PROBLEM:
Transcribe all the entries word for word, omitting any pictures they contain.

DATA SECTION:
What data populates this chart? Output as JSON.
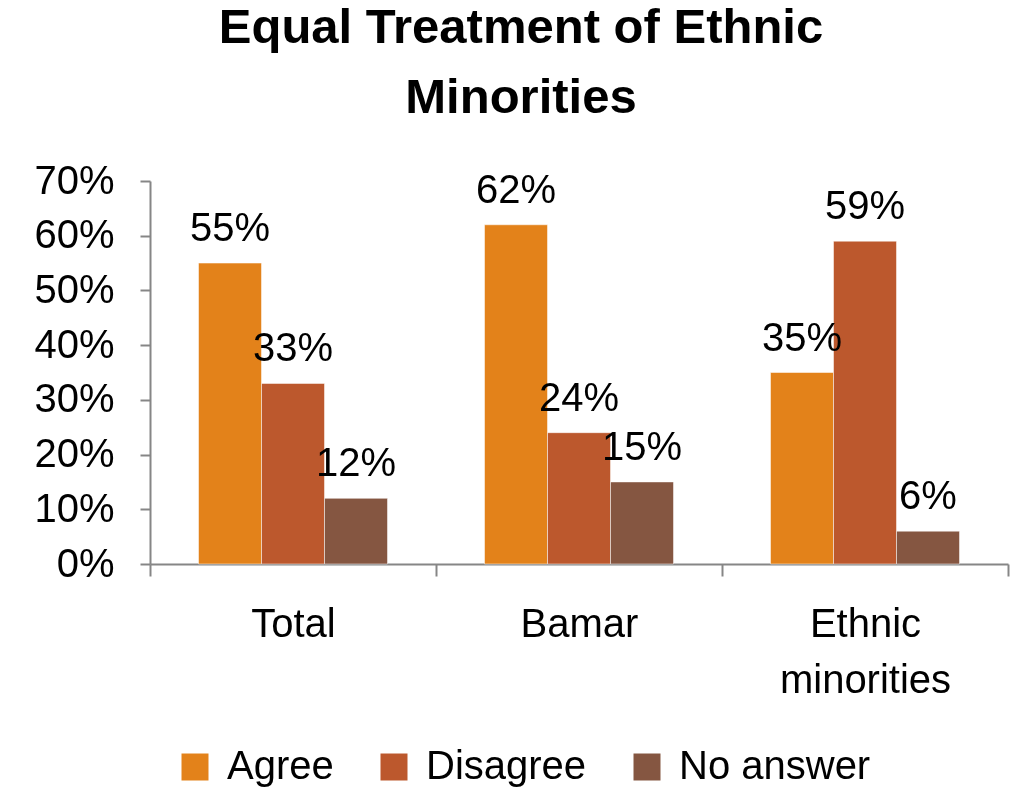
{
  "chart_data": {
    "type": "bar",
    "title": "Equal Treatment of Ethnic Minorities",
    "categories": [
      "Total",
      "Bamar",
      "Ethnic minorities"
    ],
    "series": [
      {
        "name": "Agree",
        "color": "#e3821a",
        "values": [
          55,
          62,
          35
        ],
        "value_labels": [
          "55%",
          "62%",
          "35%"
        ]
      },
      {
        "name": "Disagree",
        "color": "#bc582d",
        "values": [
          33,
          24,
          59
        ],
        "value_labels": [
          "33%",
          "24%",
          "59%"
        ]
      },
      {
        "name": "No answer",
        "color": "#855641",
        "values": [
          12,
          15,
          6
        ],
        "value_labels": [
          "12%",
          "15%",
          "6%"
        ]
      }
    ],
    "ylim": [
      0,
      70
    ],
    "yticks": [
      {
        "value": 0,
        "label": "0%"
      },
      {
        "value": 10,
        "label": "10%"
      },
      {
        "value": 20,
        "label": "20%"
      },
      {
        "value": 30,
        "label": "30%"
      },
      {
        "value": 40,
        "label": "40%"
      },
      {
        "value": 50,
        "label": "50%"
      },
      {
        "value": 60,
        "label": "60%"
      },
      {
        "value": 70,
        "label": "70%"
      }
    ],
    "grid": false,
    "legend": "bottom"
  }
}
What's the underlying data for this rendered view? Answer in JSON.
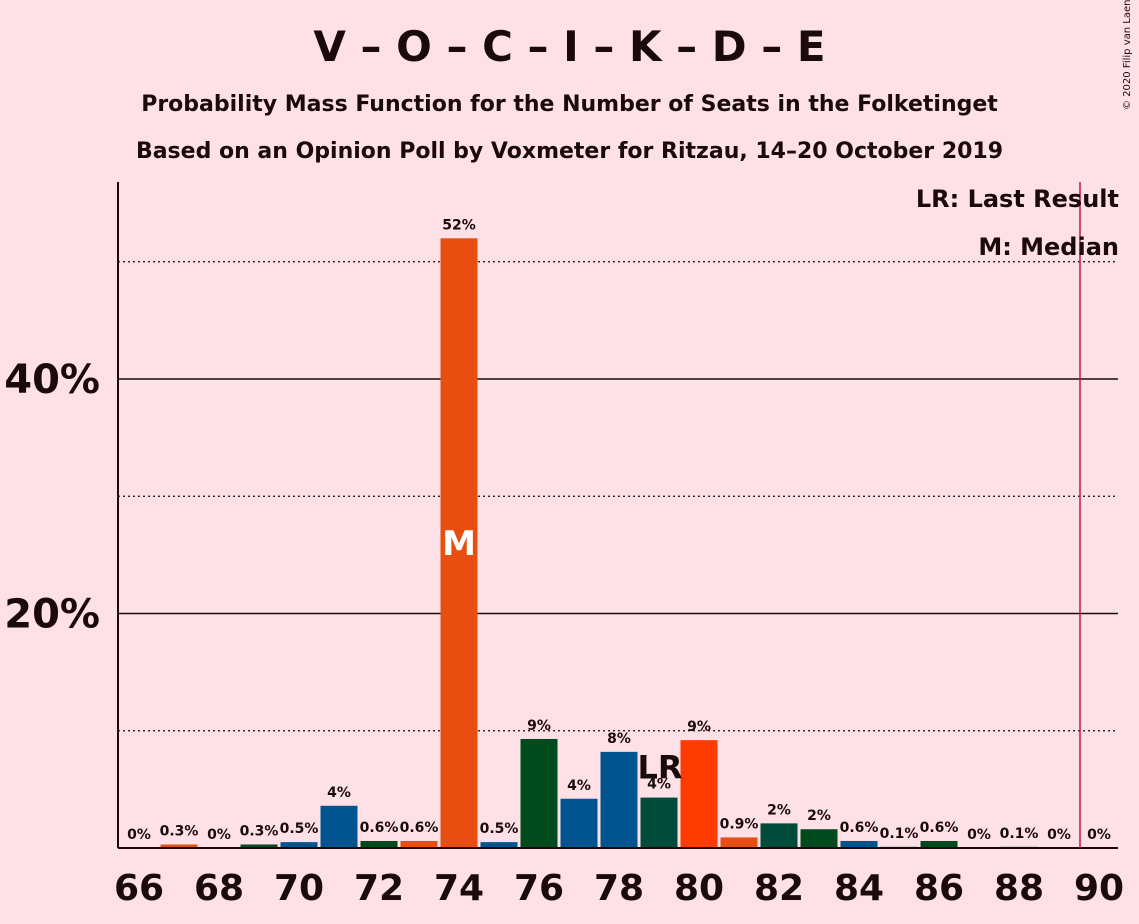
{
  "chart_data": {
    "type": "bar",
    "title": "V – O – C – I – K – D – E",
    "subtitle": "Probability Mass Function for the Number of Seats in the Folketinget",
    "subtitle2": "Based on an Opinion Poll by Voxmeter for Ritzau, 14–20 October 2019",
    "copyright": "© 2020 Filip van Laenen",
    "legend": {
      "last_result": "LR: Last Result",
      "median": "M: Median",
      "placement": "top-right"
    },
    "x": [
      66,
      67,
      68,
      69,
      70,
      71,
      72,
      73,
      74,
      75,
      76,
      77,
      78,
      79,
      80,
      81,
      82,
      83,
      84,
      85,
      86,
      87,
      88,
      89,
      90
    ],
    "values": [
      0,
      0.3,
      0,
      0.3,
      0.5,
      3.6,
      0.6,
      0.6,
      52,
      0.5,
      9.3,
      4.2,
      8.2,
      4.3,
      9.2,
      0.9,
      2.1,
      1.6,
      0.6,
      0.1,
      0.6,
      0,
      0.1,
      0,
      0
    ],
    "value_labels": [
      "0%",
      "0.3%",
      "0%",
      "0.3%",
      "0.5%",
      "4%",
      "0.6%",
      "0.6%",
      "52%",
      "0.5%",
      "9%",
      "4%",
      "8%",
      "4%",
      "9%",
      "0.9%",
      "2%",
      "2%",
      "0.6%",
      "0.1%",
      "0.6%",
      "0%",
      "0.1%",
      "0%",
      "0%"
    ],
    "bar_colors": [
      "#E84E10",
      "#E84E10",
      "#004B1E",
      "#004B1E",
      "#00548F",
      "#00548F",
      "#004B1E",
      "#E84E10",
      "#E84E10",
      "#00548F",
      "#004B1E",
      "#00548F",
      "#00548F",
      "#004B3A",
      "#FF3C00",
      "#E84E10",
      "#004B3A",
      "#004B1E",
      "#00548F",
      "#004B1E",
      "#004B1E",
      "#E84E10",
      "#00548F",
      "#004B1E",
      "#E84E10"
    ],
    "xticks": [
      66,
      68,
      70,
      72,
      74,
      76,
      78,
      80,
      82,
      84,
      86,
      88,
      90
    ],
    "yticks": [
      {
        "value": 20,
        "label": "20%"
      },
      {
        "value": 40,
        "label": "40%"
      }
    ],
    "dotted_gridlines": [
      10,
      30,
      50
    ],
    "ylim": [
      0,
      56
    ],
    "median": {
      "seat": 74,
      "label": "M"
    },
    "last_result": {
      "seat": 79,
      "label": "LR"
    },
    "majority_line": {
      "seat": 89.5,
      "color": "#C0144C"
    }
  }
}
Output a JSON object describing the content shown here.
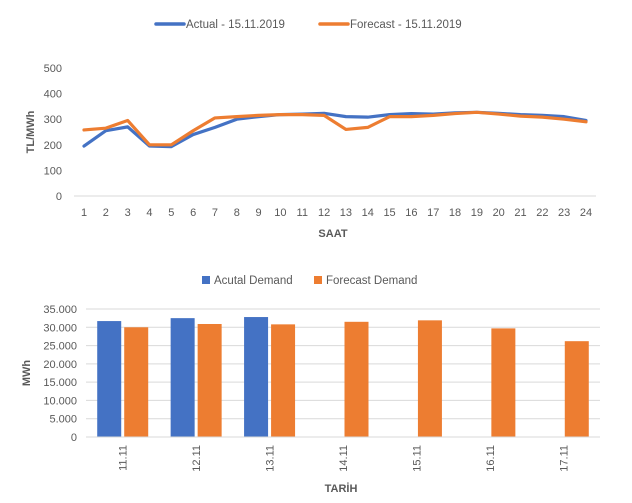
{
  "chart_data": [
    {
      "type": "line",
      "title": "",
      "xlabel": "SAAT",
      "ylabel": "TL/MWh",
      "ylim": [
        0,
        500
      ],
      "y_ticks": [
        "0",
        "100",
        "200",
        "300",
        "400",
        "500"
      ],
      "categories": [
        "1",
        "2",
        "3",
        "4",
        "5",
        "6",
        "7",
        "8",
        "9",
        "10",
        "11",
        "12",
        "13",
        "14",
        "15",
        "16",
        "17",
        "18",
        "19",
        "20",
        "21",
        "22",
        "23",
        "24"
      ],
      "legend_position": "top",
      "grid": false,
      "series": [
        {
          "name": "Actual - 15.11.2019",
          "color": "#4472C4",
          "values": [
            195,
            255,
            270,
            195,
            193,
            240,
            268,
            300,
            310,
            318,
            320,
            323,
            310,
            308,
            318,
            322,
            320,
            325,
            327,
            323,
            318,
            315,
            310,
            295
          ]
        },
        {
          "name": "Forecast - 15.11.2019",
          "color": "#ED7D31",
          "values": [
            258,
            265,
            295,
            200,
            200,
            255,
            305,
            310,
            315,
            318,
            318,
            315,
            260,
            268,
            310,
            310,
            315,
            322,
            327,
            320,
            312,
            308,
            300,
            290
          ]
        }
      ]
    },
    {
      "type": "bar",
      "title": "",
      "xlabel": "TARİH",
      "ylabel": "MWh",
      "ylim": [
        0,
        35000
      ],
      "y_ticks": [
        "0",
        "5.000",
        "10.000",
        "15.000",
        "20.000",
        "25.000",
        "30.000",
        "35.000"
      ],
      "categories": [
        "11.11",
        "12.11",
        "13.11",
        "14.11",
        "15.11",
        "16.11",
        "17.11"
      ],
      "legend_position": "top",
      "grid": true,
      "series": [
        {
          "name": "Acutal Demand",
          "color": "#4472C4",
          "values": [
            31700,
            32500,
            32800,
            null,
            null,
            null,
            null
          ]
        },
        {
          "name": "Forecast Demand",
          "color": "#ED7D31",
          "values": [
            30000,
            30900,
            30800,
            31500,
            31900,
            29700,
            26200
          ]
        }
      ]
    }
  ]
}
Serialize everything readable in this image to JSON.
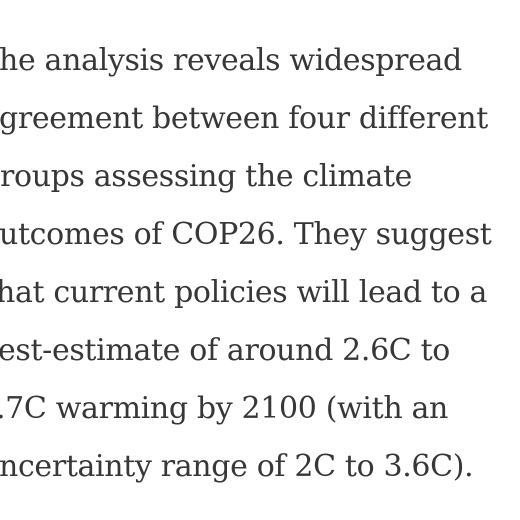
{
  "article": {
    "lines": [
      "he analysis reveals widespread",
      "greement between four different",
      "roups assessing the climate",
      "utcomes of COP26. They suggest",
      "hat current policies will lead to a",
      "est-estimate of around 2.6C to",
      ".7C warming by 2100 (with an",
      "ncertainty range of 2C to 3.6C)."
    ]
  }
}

RESPONSE:
What data populates this chart? Output as JSON.
{
  "chart_data": {
    "type": "bar",
    "title": "Equal Treatment of Ethnic Minorities",
    "categories": [
      "Total",
      "Bamar",
      "Ethnic minorities"
    ],
    "series": [
      {
        "name": "Agree",
        "color": "#e3821a",
        "values": [
          55,
          62,
          35
        ],
        "value_labels": [
          "55%",
          "62%",
          "35%"
        ]
      },
      {
        "name": "Disagree",
        "color": "#bc582d",
        "values": [
          33,
          24,
          59
        ],
        "value_labels": [
          "33%",
          "24%",
          "59%"
        ]
      },
      {
        "name": "No answer",
        "color": "#855641",
        "values": [
          12,
          15,
          6
        ],
        "value_labels": [
          "12%",
          "15%",
          "6%"
        ]
      }
    ],
    "ylim": [
      0,
      70
    ],
    "yticks": [
      {
        "value": 0,
        "label": "0%"
      },
      {
        "value": 10,
        "label": "10%"
      },
      {
        "value": 20,
        "label": "20%"
      },
      {
        "value": 30,
        "label": "30%"
      },
      {
        "value": 40,
        "label": "40%"
      },
      {
        "value": 50,
        "label": "50%"
      },
      {
        "value": 60,
        "label": "60%"
      },
      {
        "value": 70,
        "label": "70%"
      }
    ],
    "grid": false,
    "legend": "bottom"
  }
}
What's the underlying data for this rendered view? Answer in JSON.
{
  "chart_data": {
    "type": "bar",
    "title": "V – O – C – I – K – D – E",
    "subtitle": "Probability Mass Function for the Number of Seats in the Folketinget",
    "subtitle2": "Based on an Opinion Poll by Voxmeter for Ritzau, 14–20 October 2019",
    "copyright": "© 2020 Filip van Laenen",
    "legend": {
      "last_result": "LR: Last Result",
      "median": "M: Median",
      "placement": "top-right"
    },
    "x": [
      66,
      67,
      68,
      69,
      70,
      71,
      72,
      73,
      74,
      75,
      76,
      77,
      78,
      79,
      80,
      81,
      82,
      83,
      84,
      85,
      86,
      87,
      88,
      89,
      90
    ],
    "values": [
      0,
      0.3,
      0,
      0.3,
      0.5,
      3.6,
      0.6,
      0.6,
      52,
      0.5,
      9.3,
      4.2,
      8.2,
      4.3,
      9.2,
      0.9,
      2.1,
      1.6,
      0.6,
      0.1,
      0.6,
      0,
      0.1,
      0,
      0
    ],
    "value_labels": [
      "0%",
      "0.3%",
      "0%",
      "0.3%",
      "0.5%",
      "4%",
      "0.6%",
      "0.6%",
      "52%",
      "0.5%",
      "9%",
      "4%",
      "8%",
      "4%",
      "9%",
      "0.9%",
      "2%",
      "2%",
      "0.6%",
      "0.1%",
      "0.6%",
      "0%",
      "0.1%",
      "0%",
      "0%"
    ],
    "bar_colors": [
      "#E84E10",
      "#E84E10",
      "#004B1E",
      "#004B1E",
      "#00548F",
      "#00548F",
      "#004B1E",
      "#E84E10",
      "#E84E10",
      "#00548F",
      "#004B1E",
      "#00548F",
      "#00548F",
      "#004B3A",
      "#FF3C00",
      "#E84E10",
      "#004B3A",
      "#004B1E",
      "#00548F",
      "#004B1E",
      "#004B1E",
      "#E84E10",
      "#00548F",
      "#004B1E",
      "#E84E10"
    ],
    "xticks": [
      66,
      68,
      70,
      72,
      74,
      76,
      78,
      80,
      82,
      84,
      86,
      88,
      90
    ],
    "yticks": [
      {
        "value": 20,
        "label": "20%"
      },
      {
        "value": 40,
        "label": "40%"
      }
    ],
    "dotted_gridlines": [
      10,
      30,
      50
    ],
    "ylim": [
      0,
      56
    ],
    "median": {
      "seat": 74,
      "label": "M"
    },
    "last_result": {
      "seat": 79,
      "label": "LR"
    },
    "majority_line": {
      "seat": 89.5,
      "color": "#C0144C"
    }
  }
}
Output a JSON object describing the content shown here.
{
  "chart_data": [
    {
      "type": "line",
      "title": "",
      "xlabel": "SAAT",
      "ylabel": "TL/MWh",
      "ylim": [
        0,
        500
      ],
      "y_ticks": [
        "0",
        "100",
        "200",
        "300",
        "400",
        "500"
      ],
      "categories": [
        "1",
        "2",
        "3",
        "4",
        "5",
        "6",
        "7",
        "8",
        "9",
        "10",
        "11",
        "12",
        "13",
        "14",
        "15",
        "16",
        "17",
        "18",
        "19",
        "20",
        "21",
        "22",
        "23",
        "24"
      ],
      "legend_position": "top",
      "grid": false,
      "series": [
        {
          "name": "Actual - 15.11.2019",
          "color": "#4472C4",
          "values": [
            195,
            255,
            270,
            195,
            193,
            240,
            268,
            300,
            310,
            318,
            320,
            323,
            310,
            308,
            318,
            322,
            320,
            325,
            327,
            323,
            318,
            315,
            310,
            295
          ]
        },
        {
          "name": "Forecast - 15.11.2019",
          "color": "#ED7D31",
          "values": [
            258,
            265,
            295,
            200,
            200,
            255,
            305,
            310,
            315,
            318,
            318,
            315,
            260,
            268,
            310,
            310,
            315,
            322,
            327,
            320,
            312,
            308,
            300,
            290
          ]
        }
      ]
    },
    {
      "type": "bar",
      "title": "",
      "xlabel": "TARİH",
      "ylabel": "MWh",
      "ylim": [
        0,
        35000
      ],
      "y_ticks": [
        "0",
        "5.000",
        "10.000",
        "15.000",
        "20.000",
        "25.000",
        "30.000",
        "35.000"
      ],
      "categories": [
        "11.11",
        "12.11",
        "13.11",
        "14.11",
        "15.11",
        "16.11",
        "17.11"
      ],
      "legend_position": "top",
      "grid": true,
      "series": [
        {
          "name": "Acutal Demand",
          "color": "#4472C4",
          "values": [
            31700,
            32500,
            32800,
            null,
            null,
            null,
            null
          ]
        },
        {
          "name": "Forecast Demand",
          "color": "#ED7D31",
          "values": [
            30000,
            30900,
            30800,
            31500,
            31900,
            29700,
            26200
          ]
        }
      ]
    }
  ]
}
Serialize everything readable in this image to JSON.
{
  "article": {
    "lines": [
      "he analysis reveals widespread",
      "greement between four different",
      "roups assessing the climate",
      "utcomes of COP26. They suggest",
      "hat current policies will lead to a",
      "est-estimate of around 2.6C to",
      ".7C warming by 2100 (with an",
      "ncertainty range of 2C to 3.6C)."
    ]
  }
}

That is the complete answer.